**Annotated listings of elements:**
--------

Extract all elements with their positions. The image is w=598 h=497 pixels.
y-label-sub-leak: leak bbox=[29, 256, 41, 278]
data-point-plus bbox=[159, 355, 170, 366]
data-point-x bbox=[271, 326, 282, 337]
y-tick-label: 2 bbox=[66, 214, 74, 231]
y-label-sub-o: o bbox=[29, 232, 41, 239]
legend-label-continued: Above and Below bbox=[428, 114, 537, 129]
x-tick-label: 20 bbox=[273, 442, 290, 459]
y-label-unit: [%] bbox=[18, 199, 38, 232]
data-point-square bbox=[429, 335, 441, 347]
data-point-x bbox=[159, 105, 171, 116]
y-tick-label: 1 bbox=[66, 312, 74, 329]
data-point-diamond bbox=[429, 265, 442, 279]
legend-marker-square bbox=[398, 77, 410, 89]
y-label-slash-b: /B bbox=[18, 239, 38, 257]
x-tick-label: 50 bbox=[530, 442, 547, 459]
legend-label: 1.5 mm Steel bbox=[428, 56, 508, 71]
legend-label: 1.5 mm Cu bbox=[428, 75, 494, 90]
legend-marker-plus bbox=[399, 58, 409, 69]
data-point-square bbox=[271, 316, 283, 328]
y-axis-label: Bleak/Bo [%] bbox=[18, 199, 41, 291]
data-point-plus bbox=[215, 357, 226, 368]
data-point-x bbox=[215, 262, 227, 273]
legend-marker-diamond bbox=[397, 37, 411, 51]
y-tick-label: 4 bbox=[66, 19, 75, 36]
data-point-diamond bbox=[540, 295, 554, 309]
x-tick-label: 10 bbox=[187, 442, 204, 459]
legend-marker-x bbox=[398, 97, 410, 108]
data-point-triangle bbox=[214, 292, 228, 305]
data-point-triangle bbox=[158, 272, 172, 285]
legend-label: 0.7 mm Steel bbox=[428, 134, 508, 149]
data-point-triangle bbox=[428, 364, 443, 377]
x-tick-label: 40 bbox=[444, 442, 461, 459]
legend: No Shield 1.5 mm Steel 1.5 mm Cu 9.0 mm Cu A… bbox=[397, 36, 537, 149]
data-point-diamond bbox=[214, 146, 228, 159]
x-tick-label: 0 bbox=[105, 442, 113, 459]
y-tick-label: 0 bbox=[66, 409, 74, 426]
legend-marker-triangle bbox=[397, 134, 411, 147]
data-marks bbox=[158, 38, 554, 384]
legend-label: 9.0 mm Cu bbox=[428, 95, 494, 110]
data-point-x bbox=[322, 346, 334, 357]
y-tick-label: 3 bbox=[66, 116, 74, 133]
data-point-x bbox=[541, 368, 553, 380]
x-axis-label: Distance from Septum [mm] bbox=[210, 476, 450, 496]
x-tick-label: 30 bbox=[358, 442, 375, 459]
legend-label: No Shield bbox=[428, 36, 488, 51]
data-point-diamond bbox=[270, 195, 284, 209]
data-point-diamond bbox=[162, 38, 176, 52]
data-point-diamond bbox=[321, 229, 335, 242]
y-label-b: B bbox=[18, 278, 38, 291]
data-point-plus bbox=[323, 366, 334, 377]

--------

Copy every one of the lines above word for word, without omitting or altering any of them.

**FULL ANSWER:**
Extract all elements with their positions. The image is w=598 h=497 pixels.
y-label-sub-leak: leak bbox=[29, 256, 41, 278]
data-point-plus bbox=[159, 355, 170, 366]
data-point-x bbox=[271, 326, 282, 337]
y-tick-label: 2 bbox=[66, 214, 74, 231]
y-label-sub-o: o bbox=[29, 232, 41, 239]
legend-label-continued: Above and Below bbox=[428, 114, 537, 129]
x-tick-label: 20 bbox=[273, 442, 290, 459]
y-label-unit: [%] bbox=[18, 199, 38, 232]
data-point-square bbox=[429, 335, 441, 347]
data-point-x bbox=[159, 105, 171, 116]
y-tick-label: 1 bbox=[66, 312, 74, 329]
data-point-diamond bbox=[429, 265, 442, 279]
legend-marker-square bbox=[398, 77, 410, 89]
y-label-slash-b: /B bbox=[18, 239, 38, 257]
x-tick-label: 50 bbox=[530, 442, 547, 459]
legend-label: 1.5 mm Steel bbox=[428, 56, 508, 71]
legend-label: 1.5 mm Cu bbox=[428, 75, 494, 90]
legend-marker-plus bbox=[399, 58, 409, 69]
data-point-square bbox=[271, 316, 283, 328]
y-axis-label: Bleak/Bo [%] bbox=[18, 199, 41, 291]
data-point-plus bbox=[215, 357, 226, 368]
data-point-x bbox=[215, 262, 227, 273]
legend-marker-diamond bbox=[397, 37, 411, 51]
y-tick-label: 4 bbox=[66, 19, 75, 36]
data-point-diamond bbox=[540, 295, 554, 309]
x-tick-label: 10 bbox=[187, 442, 204, 459]
legend-marker-x bbox=[398, 97, 410, 108]
data-point-triangle bbox=[214, 292, 228, 305]
data-point-triangle bbox=[158, 272, 172, 285]
legend-label: 0.7 mm Steel bbox=[428, 134, 508, 149]
data-point-triangle bbox=[428, 364, 443, 377]
x-tick-label: 40 bbox=[444, 442, 461, 459]
legend: No Shield 1.5 mm Steel 1.5 mm Cu 9.0 mm Cu A… bbox=[397, 36, 537, 149]
data-point-diamond bbox=[214, 146, 228, 159]
x-tick-label: 0 bbox=[105, 442, 113, 459]
y-tick-label: 0 bbox=[66, 409, 74, 426]
legend-marker-triangle bbox=[397, 134, 411, 147]
data-marks bbox=[158, 38, 554, 384]
legend-label: 9.0 mm Cu bbox=[428, 95, 494, 110]
data-point-x bbox=[322, 346, 334, 357]
y-tick-label: 3 bbox=[66, 116, 74, 133]
data-point-x bbox=[541, 368, 553, 380]
x-axis-label: Distance from Septum [mm] bbox=[210, 476, 450, 496]
x-tick-label: 30 bbox=[358, 442, 375, 459]
legend-label: No Shield bbox=[428, 36, 488, 51]
data-point-diamond bbox=[270, 195, 284, 209]
data-point-diamond bbox=[162, 38, 176, 52]
data-point-diamond bbox=[321, 229, 335, 242]
y-label-b: B bbox=[18, 278, 38, 291]
data-point-plus bbox=[323, 366, 334, 377]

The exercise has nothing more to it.